-- start Stored records --

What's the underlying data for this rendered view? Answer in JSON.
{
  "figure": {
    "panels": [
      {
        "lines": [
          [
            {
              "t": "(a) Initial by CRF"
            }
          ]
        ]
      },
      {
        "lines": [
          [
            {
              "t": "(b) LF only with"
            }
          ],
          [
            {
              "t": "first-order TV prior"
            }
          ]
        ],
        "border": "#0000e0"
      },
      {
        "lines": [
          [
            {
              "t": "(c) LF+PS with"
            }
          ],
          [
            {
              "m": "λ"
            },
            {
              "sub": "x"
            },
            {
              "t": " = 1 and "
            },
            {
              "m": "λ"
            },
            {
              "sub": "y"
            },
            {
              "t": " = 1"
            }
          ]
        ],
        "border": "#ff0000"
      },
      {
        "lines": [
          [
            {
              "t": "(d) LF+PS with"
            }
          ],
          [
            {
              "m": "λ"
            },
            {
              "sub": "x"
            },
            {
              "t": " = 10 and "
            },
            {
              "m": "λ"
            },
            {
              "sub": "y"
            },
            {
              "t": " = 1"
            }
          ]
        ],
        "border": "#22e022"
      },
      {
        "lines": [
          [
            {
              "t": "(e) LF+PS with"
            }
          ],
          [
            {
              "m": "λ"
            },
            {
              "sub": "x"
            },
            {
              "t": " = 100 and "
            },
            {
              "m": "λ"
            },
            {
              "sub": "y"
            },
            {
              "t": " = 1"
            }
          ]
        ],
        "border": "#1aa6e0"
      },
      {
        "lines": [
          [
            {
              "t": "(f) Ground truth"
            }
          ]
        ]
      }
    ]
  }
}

-- end Stored records --

(Exercise)
All of the material above needs to be retyped word for word.

(Exercise result)
What's the underlying data for this rendered view? Answer in JSON.
{
  "figure": {
    "panels": [
      {
        "lines": [
          [
            {
              "t": "(a) Initial by CRF"
            }
          ]
        ]
      },
      {
        "lines": [
          [
            {
              "t": "(b) LF only with"
            }
          ],
          [
            {
              "t": "first-order TV prior"
            }
          ]
        ],
        "border": "#0000e0"
      },
      {
        "lines": [
          [
            {
              "t": "(c) LF+PS with"
            }
          ],
          [
            {
              "m": "λ"
            },
            {
              "sub": "x"
            },
            {
              "t": " = 1 and "
            },
            {
              "m": "λ"
            },
            {
              "sub": "y"
            },
            {
              "t": " = 1"
            }
          ]
        ],
        "border": "#ff0000"
      },
      {
        "lines": [
          [
            {
              "t": "(d) LF+PS with"
            }
          ],
          [
            {
              "m": "λ"
            },
            {
              "sub": "x"
            },
            {
              "t": " = 10 and "
            },
            {
              "m": "λ"
            },
            {
              "sub": "y"
            },
            {
              "t": " = 1"
            }
          ]
        ],
        "border": "#22e022"
      },
      {
        "lines": [
          [
            {
              "t": "(e) LF+PS with"
            }
          ],
          [
            {
              "m": "λ"
            },
            {
              "sub": "x"
            },
            {
              "t": " = 100 and "
            },
            {
              "m": "λ"
            },
            {
              "sub": "y"
            },
            {
              "t": " = 1"
            }
          ]
        ],
        "border": "#1aa6e0"
      },
      {
        "lines": [
          [
            {
              "t": "(f) Ground truth"
            }
          ]
        ]
      }
    ]
  }
}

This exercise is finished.